Data records:
(begin)

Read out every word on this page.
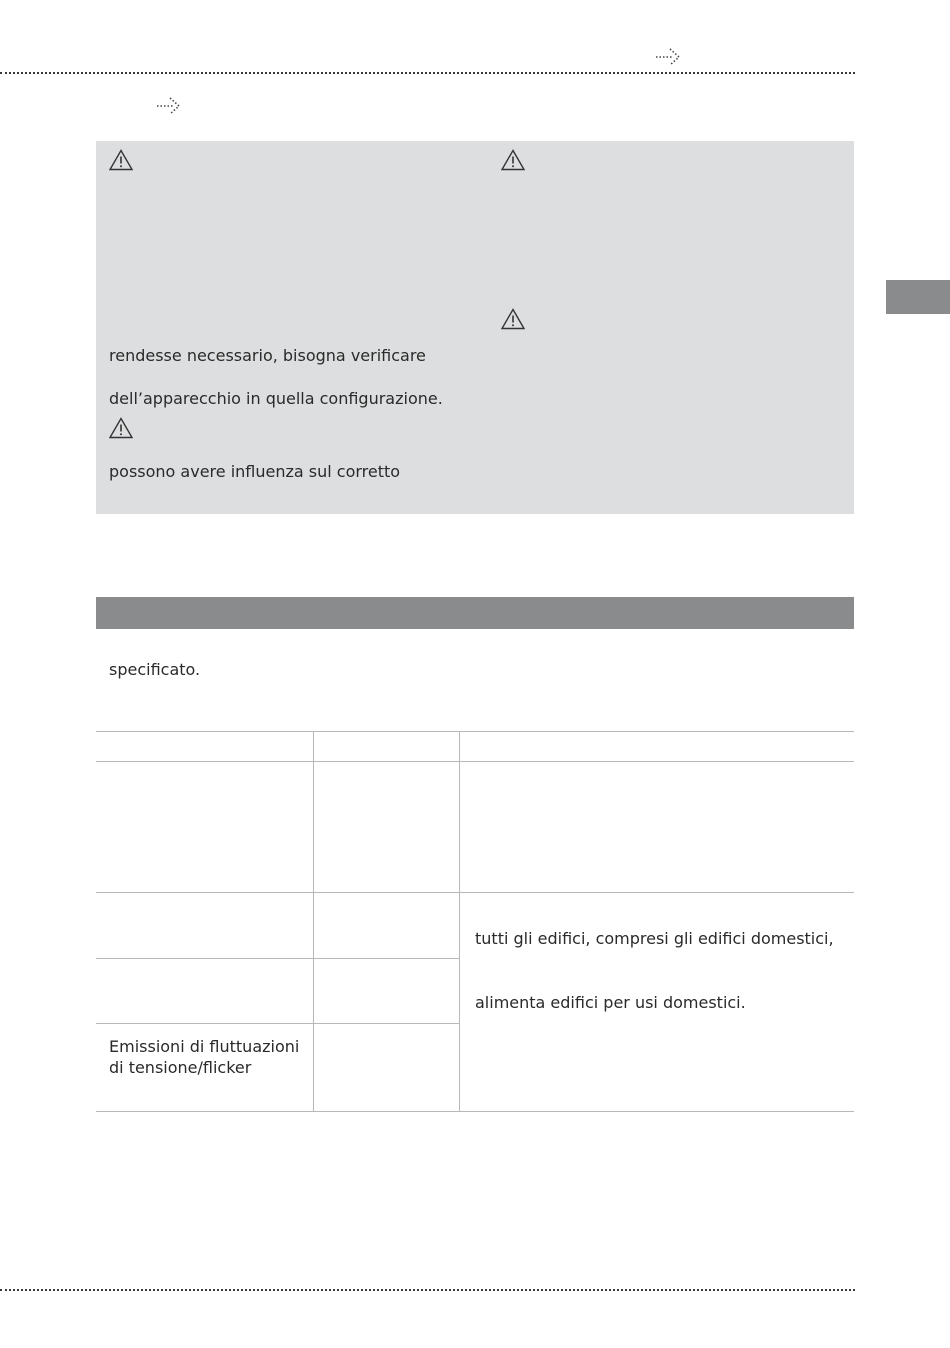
rendesse necessario, bisogna verificare
dell’apparecchio in quella configurazione.
possono avere influenza sul corretto
specificato.
tutti gli edifici, compresi gli edifici domestici,
alimenta edifici per usi domestici.
Emissioni di fluttuazioni
di tensione/flicker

(end)

* **Task objective**: Give every record back exactly as it reads, with no images.

* **Output of the exercise**:
Read out every word on this page.
rendesse necessario, bisogna verificare
dell’apparecchio in quella configurazione.
possono avere influenza sul corretto
specificato.
tutti gli edifici, compresi gli edifici domestici,
alimenta edifici per usi domestici.
Emissioni di fluttuazioni
di tensione/flicker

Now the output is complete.